Leave out the pictures and transcribe everything else exactly.

========================================================================

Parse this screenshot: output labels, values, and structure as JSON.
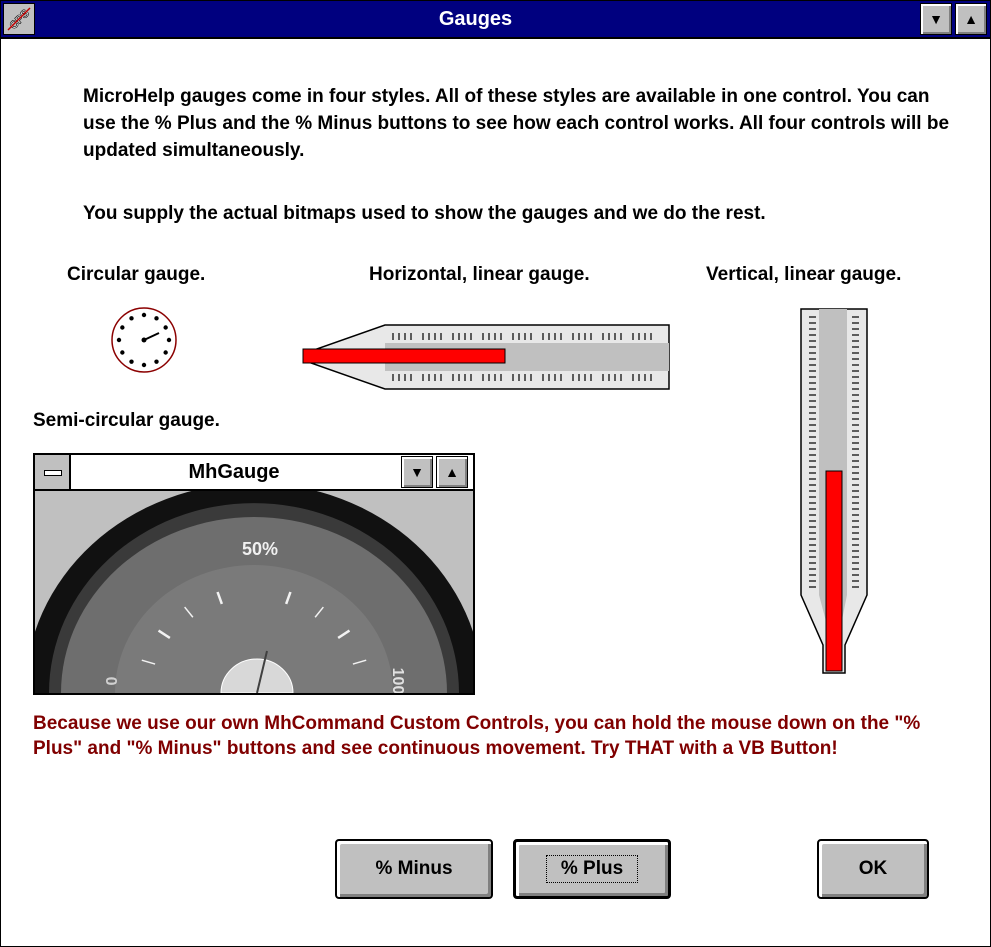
{
  "window": {
    "title": "Gauges",
    "sysmenu_icon": "cps-logo-icon"
  },
  "intro_text": "MicroHelp gauges come in four styles. All of these styles are available in one control. You can use the % Plus and the % Minus  buttons to see how each control works. All four controls will be updated simultaneously.",
  "supply_text": "You supply the actual bitmaps used to show the gauges and we do the rest.",
  "labels": {
    "circular": "Circular gauge.",
    "horizontal": "Horizontal, linear gauge.",
    "vertical": "Vertical, linear gauge.",
    "semicircular": "Semi-circular gauge."
  },
  "child_window": {
    "title": "MhGauge",
    "dial_labels": {
      "left": "0",
      "top": "50%",
      "right": "100"
    }
  },
  "gauge_value_percent": 50,
  "note_text": "Because we use our own MhCommand Custom Controls, you can hold the mouse down on the \"% Plus\" and \"% Minus\" buttons and see continuous movement. Try THAT with a VB Button!",
  "buttons": {
    "minus": "% Minus",
    "plus": "% Plus",
    "ok": "OK"
  },
  "colors": {
    "titlebar": "#00007f",
    "gauge_fill": "#ff0000",
    "note_text": "#800000",
    "face": "#c0c0c0"
  }
}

========================================================================

▸ Full solution
Parse this screenshot: output labels, values, and structure as JSON.
{
  "window": {
    "title": "Gauges",
    "sysmenu_icon": "cps-logo-icon"
  },
  "intro_text": "MicroHelp gauges come in four styles. All of these styles are available in one control. You can use the % Plus and the % Minus  buttons to see how each control works. All four controls will be updated simultaneously.",
  "supply_text": "You supply the actual bitmaps used to show the gauges and we do the rest.",
  "labels": {
    "circular": "Circular gauge.",
    "horizontal": "Horizontal, linear gauge.",
    "vertical": "Vertical, linear gauge.",
    "semicircular": "Semi-circular gauge."
  },
  "child_window": {
    "title": "MhGauge",
    "dial_labels": {
      "left": "0",
      "top": "50%",
      "right": "100"
    }
  },
  "gauge_value_percent": 50,
  "note_text": "Because we use our own MhCommand Custom Controls, you can hold the mouse down on the \"% Plus\" and \"% Minus\" buttons and see continuous movement. Try THAT with a VB Button!",
  "buttons": {
    "minus": "% Minus",
    "plus": "% Plus",
    "ok": "OK"
  },
  "colors": {
    "titlebar": "#00007f",
    "gauge_fill": "#ff0000",
    "note_text": "#800000",
    "face": "#c0c0c0"
  }
}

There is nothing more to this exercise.